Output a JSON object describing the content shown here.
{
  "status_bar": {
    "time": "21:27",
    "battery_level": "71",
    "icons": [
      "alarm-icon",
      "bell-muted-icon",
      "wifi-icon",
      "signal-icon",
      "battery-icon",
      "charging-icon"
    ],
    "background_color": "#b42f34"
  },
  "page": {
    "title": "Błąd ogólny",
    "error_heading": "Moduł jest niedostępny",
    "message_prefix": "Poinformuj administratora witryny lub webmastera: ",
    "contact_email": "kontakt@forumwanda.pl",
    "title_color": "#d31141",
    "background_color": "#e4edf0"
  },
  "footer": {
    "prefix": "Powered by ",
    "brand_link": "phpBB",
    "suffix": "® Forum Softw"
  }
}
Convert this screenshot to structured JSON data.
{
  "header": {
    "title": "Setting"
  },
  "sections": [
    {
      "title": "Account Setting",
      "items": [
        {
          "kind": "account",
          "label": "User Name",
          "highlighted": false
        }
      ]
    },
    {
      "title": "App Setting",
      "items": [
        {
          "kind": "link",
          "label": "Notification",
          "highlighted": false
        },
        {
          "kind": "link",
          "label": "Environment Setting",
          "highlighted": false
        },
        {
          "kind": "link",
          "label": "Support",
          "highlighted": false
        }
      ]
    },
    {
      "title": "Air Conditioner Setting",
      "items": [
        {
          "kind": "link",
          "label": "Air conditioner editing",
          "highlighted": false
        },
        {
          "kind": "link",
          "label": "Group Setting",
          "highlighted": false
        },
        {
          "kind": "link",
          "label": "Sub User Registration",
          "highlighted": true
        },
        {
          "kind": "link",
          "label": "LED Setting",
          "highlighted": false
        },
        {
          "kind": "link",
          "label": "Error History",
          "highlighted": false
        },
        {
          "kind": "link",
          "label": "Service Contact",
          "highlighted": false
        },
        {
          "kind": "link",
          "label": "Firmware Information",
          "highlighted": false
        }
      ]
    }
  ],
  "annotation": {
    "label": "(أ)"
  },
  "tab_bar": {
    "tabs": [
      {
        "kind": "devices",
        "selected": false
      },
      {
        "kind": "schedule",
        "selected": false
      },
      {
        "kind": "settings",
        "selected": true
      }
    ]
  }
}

→ **What is asked**
Reproduce each record exactly as it appears.

→ **Full solution**
Output a JSON object describing the content shown here.
{
  "status_bar": {
    "time": "21:27",
    "battery_level": "71",
    "icons": [
      "alarm-icon",
      "bell-muted-icon",
      "wifi-icon",
      "signal-icon",
      "battery-icon",
      "charging-icon"
    ],
    "background_color": "#b42f34"
  },
  "page": {
    "title": "Błąd ogólny",
    "error_heading": "Moduł jest niedostępny",
    "message_prefix": "Poinformuj administratora witryny lub webmastera: ",
    "contact_email": "kontakt@forumwanda.pl",
    "title_color": "#d31141",
    "background_color": "#e4edf0"
  },
  "footer": {
    "prefix": "Powered by ",
    "brand_link": "phpBB",
    "suffix": "® Forum Softw"
  }
}
Convert this screenshot to structured JSON data.
{
  "header": {
    "title": "Setting"
  },
  "sections": [
    {
      "title": "Account Setting",
      "items": [
        {
          "kind": "account",
          "label": "User Name",
          "highlighted": false
        }
      ]
    },
    {
      "title": "App Setting",
      "items": [
        {
          "kind": "link",
          "label": "Notification",
          "highlighted": false
        },
        {
          "kind": "link",
          "label": "Environment Setting",
          "highlighted": false
        },
        {
          "kind": "link",
          "label": "Support",
          "highlighted": false
        }
      ]
    },
    {
      "title": "Air Conditioner Setting",
      "items": [
        {
          "kind": "link",
          "label": "Air conditioner editing",
          "highlighted": false
        },
        {
          "kind": "link",
          "label": "Group Setting",
          "highlighted": false
        },
        {
          "kind": "link",
          "label": "Sub User Registration",
          "highlighted": true
        },
        {
          "kind": "link",
          "label": "LED Setting",
          "highlighted": false
        },
        {
          "kind": "link",
          "label": "Error History",
          "highlighted": false
        },
        {
          "kind": "link",
          "label": "Service Contact",
          "highlighted": false
        },
        {
          "kind": "link",
          "label": "Firmware Information",
          "highlighted": false
        }
      ]
    }
  ],
  "annotation": {
    "label": "(أ)"
  },
  "tab_bar": {
    "tabs": [
      {
        "kind": "devices",
        "selected": false
      },
      {
        "kind": "schedule",
        "selected": false
      },
      {
        "kind": "settings",
        "selected": true
      }
    ]
  }
}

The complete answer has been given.